**EXERCISE DETAILS**
Find the lines with the string "Disk" and return them.

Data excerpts
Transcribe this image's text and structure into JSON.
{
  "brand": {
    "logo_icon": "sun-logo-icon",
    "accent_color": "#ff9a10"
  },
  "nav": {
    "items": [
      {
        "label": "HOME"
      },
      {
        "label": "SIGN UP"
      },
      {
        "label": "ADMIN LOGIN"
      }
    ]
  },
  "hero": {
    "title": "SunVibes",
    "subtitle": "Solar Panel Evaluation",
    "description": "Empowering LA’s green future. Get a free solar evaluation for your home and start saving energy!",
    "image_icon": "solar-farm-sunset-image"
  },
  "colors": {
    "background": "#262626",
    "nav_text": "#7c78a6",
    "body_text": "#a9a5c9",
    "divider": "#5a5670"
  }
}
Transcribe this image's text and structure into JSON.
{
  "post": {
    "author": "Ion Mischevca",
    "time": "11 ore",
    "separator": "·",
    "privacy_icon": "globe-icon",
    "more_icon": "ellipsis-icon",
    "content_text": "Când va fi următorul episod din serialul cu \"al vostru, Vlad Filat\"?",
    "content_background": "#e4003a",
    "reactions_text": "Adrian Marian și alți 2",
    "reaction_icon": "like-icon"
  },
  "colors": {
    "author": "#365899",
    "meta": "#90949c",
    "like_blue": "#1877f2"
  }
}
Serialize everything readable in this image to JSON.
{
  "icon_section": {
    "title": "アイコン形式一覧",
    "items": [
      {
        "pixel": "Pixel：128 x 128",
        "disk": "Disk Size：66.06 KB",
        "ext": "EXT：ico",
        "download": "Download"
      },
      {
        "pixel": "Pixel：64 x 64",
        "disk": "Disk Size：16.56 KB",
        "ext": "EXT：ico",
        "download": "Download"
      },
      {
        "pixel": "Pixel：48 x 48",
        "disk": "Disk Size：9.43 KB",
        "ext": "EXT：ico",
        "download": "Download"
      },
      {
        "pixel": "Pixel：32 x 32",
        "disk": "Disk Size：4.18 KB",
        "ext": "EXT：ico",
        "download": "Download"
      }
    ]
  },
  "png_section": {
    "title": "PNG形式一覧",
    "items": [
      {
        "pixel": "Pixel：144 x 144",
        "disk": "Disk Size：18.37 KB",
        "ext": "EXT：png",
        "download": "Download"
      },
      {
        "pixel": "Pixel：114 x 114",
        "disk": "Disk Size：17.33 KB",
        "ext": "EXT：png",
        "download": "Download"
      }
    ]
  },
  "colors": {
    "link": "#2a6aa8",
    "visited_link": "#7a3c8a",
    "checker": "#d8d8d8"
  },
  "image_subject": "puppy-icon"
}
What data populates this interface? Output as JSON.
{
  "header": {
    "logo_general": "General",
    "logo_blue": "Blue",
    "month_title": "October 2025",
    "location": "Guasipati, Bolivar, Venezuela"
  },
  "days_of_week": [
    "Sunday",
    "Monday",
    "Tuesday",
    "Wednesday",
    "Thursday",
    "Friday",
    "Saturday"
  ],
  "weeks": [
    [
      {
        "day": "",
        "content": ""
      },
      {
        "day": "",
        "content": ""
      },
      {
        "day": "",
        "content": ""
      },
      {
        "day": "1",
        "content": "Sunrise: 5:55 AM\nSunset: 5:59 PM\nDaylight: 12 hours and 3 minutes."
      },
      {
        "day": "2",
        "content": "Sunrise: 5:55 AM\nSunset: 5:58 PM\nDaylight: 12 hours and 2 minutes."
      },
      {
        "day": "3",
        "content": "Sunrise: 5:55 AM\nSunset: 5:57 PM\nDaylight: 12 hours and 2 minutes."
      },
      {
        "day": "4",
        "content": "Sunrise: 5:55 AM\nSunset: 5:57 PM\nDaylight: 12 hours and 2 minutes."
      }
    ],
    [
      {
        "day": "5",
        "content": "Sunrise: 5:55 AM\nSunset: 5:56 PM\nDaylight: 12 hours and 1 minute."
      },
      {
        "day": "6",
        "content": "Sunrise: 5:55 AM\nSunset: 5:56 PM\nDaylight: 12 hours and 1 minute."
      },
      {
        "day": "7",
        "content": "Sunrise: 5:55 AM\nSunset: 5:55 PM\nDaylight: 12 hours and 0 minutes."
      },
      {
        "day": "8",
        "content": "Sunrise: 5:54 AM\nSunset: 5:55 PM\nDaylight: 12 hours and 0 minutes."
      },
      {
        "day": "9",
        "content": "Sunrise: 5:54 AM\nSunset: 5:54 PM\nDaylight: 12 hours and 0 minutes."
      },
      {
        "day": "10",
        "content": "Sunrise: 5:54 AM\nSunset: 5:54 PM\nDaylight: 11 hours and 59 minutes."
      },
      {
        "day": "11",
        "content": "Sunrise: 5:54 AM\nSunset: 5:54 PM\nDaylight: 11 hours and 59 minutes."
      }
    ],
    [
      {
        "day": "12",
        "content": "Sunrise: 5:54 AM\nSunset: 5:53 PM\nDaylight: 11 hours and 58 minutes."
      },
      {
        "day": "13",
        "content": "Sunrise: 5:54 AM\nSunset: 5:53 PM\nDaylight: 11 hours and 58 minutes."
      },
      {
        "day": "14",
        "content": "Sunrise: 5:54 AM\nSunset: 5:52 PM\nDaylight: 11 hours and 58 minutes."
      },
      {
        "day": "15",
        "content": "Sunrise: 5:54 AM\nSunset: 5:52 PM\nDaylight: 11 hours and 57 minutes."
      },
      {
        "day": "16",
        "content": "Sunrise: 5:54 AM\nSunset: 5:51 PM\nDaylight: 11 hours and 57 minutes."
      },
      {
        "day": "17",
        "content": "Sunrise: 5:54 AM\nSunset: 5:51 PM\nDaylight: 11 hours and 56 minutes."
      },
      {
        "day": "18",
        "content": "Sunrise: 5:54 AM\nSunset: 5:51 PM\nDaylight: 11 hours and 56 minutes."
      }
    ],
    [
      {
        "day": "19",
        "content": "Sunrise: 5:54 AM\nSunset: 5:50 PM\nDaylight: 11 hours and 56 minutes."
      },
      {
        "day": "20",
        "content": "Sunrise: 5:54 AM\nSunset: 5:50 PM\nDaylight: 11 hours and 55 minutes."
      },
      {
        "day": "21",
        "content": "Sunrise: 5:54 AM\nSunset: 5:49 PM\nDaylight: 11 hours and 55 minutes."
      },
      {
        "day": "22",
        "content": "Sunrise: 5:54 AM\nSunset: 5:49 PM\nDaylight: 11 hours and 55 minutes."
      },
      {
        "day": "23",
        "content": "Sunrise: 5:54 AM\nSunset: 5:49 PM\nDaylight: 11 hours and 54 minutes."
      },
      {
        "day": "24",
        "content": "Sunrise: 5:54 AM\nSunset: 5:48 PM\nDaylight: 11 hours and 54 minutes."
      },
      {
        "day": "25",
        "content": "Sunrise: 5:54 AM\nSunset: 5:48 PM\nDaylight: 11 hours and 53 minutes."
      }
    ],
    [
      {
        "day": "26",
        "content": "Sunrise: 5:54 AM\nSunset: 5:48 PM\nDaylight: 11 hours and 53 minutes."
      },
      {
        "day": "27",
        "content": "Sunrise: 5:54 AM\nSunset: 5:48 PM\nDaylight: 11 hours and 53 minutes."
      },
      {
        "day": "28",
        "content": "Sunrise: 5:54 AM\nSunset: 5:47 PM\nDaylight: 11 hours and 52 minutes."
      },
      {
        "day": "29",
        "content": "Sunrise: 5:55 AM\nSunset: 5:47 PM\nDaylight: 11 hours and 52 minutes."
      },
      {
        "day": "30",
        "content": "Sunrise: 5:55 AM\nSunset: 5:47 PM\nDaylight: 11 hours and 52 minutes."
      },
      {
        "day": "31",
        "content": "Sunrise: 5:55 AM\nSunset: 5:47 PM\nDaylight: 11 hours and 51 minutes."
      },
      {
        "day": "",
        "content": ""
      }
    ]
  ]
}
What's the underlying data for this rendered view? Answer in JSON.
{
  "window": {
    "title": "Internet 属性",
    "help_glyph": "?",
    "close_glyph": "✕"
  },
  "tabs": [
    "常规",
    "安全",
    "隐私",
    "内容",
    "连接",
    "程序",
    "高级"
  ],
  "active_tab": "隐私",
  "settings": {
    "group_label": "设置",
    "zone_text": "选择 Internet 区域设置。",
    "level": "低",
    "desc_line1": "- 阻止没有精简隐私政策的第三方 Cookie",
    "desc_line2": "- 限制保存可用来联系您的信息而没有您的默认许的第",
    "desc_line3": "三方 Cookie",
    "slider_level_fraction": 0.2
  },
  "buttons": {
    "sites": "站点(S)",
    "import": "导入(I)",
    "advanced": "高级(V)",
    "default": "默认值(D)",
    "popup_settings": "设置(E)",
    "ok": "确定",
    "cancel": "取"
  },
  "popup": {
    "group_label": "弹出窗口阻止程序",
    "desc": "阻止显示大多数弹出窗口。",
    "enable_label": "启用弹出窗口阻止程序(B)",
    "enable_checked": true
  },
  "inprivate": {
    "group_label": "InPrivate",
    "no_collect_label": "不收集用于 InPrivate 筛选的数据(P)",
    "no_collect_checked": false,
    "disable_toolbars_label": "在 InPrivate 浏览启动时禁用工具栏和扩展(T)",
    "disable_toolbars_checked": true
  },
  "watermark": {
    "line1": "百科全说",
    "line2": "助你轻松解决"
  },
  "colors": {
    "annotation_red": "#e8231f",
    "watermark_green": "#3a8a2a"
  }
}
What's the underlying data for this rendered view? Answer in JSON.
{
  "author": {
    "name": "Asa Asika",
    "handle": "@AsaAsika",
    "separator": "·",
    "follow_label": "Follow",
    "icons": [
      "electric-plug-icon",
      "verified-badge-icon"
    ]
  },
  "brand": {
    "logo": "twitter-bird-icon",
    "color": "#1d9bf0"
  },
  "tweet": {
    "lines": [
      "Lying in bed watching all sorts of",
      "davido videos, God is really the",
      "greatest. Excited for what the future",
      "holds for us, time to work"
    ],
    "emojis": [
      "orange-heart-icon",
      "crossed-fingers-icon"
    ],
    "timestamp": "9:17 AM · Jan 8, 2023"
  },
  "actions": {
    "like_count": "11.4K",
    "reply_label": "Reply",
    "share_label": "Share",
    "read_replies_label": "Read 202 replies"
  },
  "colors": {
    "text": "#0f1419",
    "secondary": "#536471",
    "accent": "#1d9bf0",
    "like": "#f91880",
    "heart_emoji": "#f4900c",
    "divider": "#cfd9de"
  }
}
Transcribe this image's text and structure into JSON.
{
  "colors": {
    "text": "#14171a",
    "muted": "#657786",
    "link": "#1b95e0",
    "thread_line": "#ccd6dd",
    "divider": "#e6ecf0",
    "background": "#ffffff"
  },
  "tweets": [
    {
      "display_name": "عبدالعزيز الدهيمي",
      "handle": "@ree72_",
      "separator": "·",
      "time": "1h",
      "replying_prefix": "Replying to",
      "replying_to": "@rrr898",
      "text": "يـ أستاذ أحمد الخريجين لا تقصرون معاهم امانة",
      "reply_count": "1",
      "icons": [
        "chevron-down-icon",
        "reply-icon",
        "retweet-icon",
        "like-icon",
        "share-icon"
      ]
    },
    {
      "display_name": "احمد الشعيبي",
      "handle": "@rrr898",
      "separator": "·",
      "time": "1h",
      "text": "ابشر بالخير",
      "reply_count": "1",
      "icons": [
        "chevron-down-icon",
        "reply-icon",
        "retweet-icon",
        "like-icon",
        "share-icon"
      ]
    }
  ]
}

**RESPONSE TO THE TASK**
        "disk": "Disk Size：66.06 KB",
        "disk": "Disk Size：16.56 KB",
        "disk": "Disk Size：9.43 KB",
        "disk": "Disk Size：4.18 KB",
        "disk": "Disk Size：18.37 KB",
        "disk": "Disk Size：17.33 KB",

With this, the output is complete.